Data records.
..............................
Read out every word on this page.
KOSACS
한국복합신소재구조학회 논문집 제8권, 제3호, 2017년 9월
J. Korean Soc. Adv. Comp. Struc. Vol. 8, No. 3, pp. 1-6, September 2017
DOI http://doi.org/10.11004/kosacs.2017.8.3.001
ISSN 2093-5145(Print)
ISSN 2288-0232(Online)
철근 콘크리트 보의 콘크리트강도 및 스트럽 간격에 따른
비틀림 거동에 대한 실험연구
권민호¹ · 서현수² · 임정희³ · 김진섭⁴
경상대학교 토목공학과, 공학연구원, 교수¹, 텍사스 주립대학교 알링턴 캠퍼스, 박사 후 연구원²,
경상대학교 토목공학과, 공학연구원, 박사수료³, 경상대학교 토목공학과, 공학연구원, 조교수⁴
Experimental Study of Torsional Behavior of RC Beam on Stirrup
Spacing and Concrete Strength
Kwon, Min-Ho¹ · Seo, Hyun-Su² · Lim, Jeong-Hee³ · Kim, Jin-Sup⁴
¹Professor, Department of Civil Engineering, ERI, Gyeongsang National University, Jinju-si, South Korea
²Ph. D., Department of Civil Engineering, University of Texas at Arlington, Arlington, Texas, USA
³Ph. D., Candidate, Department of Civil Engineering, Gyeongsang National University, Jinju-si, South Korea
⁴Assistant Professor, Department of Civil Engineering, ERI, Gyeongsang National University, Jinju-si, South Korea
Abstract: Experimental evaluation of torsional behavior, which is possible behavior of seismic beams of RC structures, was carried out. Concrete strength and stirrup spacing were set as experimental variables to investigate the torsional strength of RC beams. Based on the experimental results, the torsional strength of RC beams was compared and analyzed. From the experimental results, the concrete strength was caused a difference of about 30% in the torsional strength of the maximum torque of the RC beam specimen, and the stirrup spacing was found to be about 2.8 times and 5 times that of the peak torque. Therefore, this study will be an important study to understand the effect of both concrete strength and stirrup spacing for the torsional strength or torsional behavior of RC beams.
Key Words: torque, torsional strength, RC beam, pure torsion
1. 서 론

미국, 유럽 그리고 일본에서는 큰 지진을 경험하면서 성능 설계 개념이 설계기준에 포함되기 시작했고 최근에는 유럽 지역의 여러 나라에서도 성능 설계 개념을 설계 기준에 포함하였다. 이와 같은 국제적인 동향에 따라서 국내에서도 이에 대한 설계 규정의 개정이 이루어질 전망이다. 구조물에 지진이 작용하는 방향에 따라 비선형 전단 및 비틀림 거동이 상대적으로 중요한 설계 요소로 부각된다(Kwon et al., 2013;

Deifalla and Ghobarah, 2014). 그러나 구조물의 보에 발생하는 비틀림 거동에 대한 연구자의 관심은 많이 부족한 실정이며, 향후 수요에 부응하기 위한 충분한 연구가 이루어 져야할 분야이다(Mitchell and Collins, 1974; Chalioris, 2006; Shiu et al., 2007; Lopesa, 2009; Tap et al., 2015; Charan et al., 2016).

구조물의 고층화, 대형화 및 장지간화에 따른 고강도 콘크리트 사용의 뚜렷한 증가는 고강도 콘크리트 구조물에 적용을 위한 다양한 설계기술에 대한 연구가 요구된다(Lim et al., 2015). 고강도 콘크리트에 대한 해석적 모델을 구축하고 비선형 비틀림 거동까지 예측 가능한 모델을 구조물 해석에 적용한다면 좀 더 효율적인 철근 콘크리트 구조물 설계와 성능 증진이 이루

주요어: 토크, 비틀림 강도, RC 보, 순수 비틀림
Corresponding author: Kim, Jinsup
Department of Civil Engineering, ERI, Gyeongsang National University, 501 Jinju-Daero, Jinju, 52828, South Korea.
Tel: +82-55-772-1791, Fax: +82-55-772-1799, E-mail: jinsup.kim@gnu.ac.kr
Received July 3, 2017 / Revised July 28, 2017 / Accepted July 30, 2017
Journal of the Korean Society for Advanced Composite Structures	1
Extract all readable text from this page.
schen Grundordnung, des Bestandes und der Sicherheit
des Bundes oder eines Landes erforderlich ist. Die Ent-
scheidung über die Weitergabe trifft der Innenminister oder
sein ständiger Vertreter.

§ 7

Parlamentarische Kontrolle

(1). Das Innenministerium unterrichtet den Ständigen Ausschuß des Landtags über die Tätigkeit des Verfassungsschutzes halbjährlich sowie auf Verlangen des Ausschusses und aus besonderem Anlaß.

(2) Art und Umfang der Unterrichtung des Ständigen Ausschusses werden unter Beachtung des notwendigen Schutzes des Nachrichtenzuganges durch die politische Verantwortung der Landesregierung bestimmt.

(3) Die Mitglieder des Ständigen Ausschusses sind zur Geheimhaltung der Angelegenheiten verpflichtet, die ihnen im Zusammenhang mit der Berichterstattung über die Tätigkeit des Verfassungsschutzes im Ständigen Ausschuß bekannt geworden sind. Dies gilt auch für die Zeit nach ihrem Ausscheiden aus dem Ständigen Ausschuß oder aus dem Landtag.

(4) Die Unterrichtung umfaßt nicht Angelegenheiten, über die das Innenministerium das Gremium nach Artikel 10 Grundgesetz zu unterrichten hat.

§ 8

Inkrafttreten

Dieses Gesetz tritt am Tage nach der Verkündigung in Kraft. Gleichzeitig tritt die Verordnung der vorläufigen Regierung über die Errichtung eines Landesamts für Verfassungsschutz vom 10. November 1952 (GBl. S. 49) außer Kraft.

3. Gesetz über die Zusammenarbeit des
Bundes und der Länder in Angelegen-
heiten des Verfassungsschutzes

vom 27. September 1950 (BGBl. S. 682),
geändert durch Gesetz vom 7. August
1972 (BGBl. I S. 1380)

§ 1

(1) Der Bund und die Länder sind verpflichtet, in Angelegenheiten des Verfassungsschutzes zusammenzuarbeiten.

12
..............................
Extract each line holding the string "Gyeongsang".

¹Professor, Department of Civil Engineering, ERI, Gyeongsang National University, Jinju-si, South Korea
³Ph. D., Candidate, Department of Civil Engineering, Gyeongsang National University, Jinju-si, South Korea
⁴Assistant Professor, Department of Civil Engineering, ERI, Gyeongsang National University, Jinju-si, South Korea
Department of Civil Engineering, ERI, Gyeongsang National University, 501 Jinju-Daero, Jinju, 52828, South Korea.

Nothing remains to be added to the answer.